Your objective
Will you write out all the entries below exactly?

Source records
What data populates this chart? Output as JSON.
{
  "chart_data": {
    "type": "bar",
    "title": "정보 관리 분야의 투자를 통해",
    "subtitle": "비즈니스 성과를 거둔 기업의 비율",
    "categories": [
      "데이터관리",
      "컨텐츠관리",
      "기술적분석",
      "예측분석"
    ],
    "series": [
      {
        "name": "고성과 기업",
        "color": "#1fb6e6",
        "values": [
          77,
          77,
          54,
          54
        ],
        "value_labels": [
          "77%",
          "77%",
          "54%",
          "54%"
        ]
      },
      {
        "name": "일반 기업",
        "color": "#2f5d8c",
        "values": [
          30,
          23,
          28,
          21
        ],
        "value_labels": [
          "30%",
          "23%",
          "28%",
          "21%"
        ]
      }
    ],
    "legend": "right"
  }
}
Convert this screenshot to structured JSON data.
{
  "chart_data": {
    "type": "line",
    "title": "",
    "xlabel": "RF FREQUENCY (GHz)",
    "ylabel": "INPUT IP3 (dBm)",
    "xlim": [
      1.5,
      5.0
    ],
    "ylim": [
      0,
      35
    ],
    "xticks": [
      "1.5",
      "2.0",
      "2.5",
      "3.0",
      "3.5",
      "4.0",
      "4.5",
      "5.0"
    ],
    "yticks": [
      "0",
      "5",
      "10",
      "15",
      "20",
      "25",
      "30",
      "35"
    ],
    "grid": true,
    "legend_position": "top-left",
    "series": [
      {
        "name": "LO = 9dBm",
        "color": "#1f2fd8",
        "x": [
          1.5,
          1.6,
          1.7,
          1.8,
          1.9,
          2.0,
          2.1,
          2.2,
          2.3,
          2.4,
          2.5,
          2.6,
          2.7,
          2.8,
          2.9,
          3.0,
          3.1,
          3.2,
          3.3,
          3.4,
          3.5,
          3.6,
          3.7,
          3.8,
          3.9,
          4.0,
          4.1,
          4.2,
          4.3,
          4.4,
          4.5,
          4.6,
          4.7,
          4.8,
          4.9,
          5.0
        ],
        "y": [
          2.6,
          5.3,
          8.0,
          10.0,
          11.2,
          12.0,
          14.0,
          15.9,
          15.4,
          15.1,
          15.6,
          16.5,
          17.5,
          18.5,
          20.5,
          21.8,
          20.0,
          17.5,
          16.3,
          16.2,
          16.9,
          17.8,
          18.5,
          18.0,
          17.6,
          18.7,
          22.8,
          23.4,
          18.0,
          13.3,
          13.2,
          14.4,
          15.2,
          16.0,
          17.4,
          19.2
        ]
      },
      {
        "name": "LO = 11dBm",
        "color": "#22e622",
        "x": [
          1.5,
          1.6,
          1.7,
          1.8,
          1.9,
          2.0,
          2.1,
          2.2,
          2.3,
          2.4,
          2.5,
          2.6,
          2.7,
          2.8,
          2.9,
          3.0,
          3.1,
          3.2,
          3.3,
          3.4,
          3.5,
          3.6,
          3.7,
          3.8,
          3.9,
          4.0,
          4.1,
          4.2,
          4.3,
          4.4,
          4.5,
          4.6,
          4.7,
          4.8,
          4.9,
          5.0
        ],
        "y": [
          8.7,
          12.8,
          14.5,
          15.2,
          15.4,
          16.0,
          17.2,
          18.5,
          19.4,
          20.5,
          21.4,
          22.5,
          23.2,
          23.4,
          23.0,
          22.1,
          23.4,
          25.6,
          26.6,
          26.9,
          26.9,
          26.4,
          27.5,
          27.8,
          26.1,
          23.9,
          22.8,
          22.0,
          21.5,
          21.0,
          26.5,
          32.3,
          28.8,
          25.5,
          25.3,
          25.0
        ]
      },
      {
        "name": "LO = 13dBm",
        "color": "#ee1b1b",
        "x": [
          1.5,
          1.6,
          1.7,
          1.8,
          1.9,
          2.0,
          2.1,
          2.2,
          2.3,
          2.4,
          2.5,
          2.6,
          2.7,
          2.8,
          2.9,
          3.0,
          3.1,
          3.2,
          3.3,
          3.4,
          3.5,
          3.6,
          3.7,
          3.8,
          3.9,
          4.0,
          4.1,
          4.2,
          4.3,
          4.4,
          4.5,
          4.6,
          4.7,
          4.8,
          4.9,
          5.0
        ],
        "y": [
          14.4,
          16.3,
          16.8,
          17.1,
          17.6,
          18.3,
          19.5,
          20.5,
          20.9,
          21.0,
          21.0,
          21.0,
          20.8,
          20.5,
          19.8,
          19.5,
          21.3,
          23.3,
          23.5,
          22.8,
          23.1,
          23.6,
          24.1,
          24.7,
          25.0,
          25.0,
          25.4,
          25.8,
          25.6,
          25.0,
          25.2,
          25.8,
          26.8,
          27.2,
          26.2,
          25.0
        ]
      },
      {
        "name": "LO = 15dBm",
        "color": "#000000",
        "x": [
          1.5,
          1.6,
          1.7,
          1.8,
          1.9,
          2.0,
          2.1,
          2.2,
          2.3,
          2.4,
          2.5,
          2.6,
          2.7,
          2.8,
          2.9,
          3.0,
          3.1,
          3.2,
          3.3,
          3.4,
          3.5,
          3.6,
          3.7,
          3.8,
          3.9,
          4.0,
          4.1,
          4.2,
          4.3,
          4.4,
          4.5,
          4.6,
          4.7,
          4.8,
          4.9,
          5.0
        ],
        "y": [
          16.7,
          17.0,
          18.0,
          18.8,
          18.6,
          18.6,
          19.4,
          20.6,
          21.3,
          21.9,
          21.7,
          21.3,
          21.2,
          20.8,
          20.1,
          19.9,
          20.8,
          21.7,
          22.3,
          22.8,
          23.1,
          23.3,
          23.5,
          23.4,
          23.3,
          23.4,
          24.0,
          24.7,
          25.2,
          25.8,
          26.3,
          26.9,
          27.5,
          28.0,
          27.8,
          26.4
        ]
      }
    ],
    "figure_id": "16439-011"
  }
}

Answer to the task
What data populates this chart? Output as JSON.
{
  "chart_data": {
    "type": "bar",
    "title": "정보 관리 분야의 투자를 통해",
    "subtitle": "비즈니스 성과를 거둔 기업의 비율",
    "categories": [
      "데이터관리",
      "컨텐츠관리",
      "기술적분석",
      "예측분석"
    ],
    "series": [
      {
        "name": "고성과 기업",
        "color": "#1fb6e6",
        "values": [
          77,
          77,
          54,
          54
        ],
        "value_labels": [
          "77%",
          "77%",
          "54%",
          "54%"
        ]
      },
      {
        "name": "일반 기업",
        "color": "#2f5d8c",
        "values": [
          30,
          23,
          28,
          21
        ],
        "value_labels": [
          "30%",
          "23%",
          "28%",
          "21%"
        ]
      }
    ],
    "legend": "right"
  }
}
Convert this screenshot to structured JSON data.
{
  "chart_data": {
    "type": "line",
    "title": "",
    "xlabel": "RF FREQUENCY (GHz)",
    "ylabel": "INPUT IP3 (dBm)",
    "xlim": [
      1.5,
      5.0
    ],
    "ylim": [
      0,
      35
    ],
    "xticks": [
      "1.5",
      "2.0",
      "2.5",
      "3.0",
      "3.5",
      "4.0",
      "4.5",
      "5.0"
    ],
    "yticks": [
      "0",
      "5",
      "10",
      "15",
      "20",
      "25",
      "30",
      "35"
    ],
    "grid": true,
    "legend_position": "top-left",
    "series": [
      {
        "name": "LO = 9dBm",
        "color": "#1f2fd8",
        "x": [
          1.5,
          1.6,
          1.7,
          1.8,
          1.9,
          2.0,
          2.1,
          2.2,
          2.3,
          2.4,
          2.5,
          2.6,
          2.7,
          2.8,
          2.9,
          3.0,
          3.1,
          3.2,
          3.3,
          3.4,
          3.5,
          3.6,
          3.7,
          3.8,
          3.9,
          4.0,
          4.1,
          4.2,
          4.3,
          4.4,
          4.5,
          4.6,
          4.7,
          4.8,
          4.9,
          5.0
        ],
        "y": [
          2.6,
          5.3,
          8.0,
          10.0,
          11.2,
          12.0,
          14.0,
          15.9,
          15.4,
          15.1,
          15.6,
          16.5,
          17.5,
          18.5,
          20.5,
          21.8,
          20.0,
          17.5,
          16.3,
          16.2,
          16.9,
          17.8,
          18.5,
          18.0,
          17.6,
          18.7,
          22.8,
          23.4,
          18.0,
          13.3,
          13.2,
          14.4,
          15.2,
          16.0,
          17.4,
          19.2
        ]
      },
      {
        "name": "LO = 11dBm",
        "color": "#22e622",
        "x": [
          1.5,
          1.6,
          1.7,
          1.8,
          1.9,
          2.0,
          2.1,
          2.2,
          2.3,
          2.4,
          2.5,
          2.6,
          2.7,
          2.8,
          2.9,
          3.0,
          3.1,
          3.2,
          3.3,
          3.4,
          3.5,
          3.6,
          3.7,
          3.8,
          3.9,
          4.0,
          4.1,
          4.2,
          4.3,
          4.4,
          4.5,
          4.6,
          4.7,
          4.8,
          4.9,
          5.0
        ],
        "y": [
          8.7,
          12.8,
          14.5,
          15.2,
          15.4,
          16.0,
          17.2,
          18.5,
          19.4,
          20.5,
          21.4,
          22.5,
          23.2,
          23.4,
          23.0,
          22.1,
          23.4,
          25.6,
          26.6,
          26.9,
          26.9,
          26.4,
          27.5,
          27.8,
          26.1,
          23.9,
          22.8,
          22.0,
          21.5,
          21.0,
          26.5,
          32.3,
          28.8,
          25.5,
          25.3,
          25.0
        ]
      },
      {
        "name": "LO = 13dBm",
        "color": "#ee1b1b",
        "x": [
          1.5,
          1.6,
          1.7,
          1.8,
          1.9,
          2.0,
          2.1,
          2.2,
          2.3,
          2.4,
          2.5,
          2.6,
          2.7,
          2.8,
          2.9,
          3.0,
          3.1,
          3.2,
          3.3,
          3.4,
          3.5,
          3.6,
          3.7,
          3.8,
          3.9,
          4.0,
          4.1,
          4.2,
          4.3,
          4.4,
          4.5,
          4.6,
          4.7,
          4.8,
          4.9,
          5.0
        ],
        "y": [
          14.4,
          16.3,
          16.8,
          17.1,
          17.6,
          18.3,
          19.5,
          20.5,
          20.9,
          21.0,
          21.0,
          21.0,
          20.8,
          20.5,
          19.8,
          19.5,
          21.3,
          23.3,
          23.5,
          22.8,
          23.1,
          23.6,
          24.1,
          24.7,
          25.0,
          25.0,
          25.4,
          25.8,
          25.6,
          25.0,
          25.2,
          25.8,
          26.8,
          27.2,
          26.2,
          25.0
        ]
      },
      {
        "name": "LO = 15dBm",
        "color": "#000000",
        "x": [
          1.5,
          1.6,
          1.7,
          1.8,
          1.9,
          2.0,
          2.1,
          2.2,
          2.3,
          2.4,
          2.5,
          2.6,
          2.7,
          2.8,
          2.9,
          3.0,
          3.1,
          3.2,
          3.3,
          3.4,
          3.5,
          3.6,
          3.7,
          3.8,
          3.9,
          4.0,
          4.1,
          4.2,
          4.3,
          4.4,
          4.5,
          4.6,
          4.7,
          4.8,
          4.9,
          5.0
        ],
        "y": [
          16.7,
          17.0,
          18.0,
          18.8,
          18.6,
          18.6,
          19.4,
          20.6,
          21.3,
          21.9,
          21.7,
          21.3,
          21.2,
          20.8,
          20.1,
          19.9,
          20.8,
          21.7,
          22.3,
          22.8,
          23.1,
          23.3,
          23.5,
          23.4,
          23.3,
          23.4,
          24.0,
          24.7,
          25.2,
          25.8,
          26.3,
          26.9,
          27.5,
          28.0,
          27.8,
          26.4
        ]
      }
    ],
    "figure_id": "16439-011"
  }
}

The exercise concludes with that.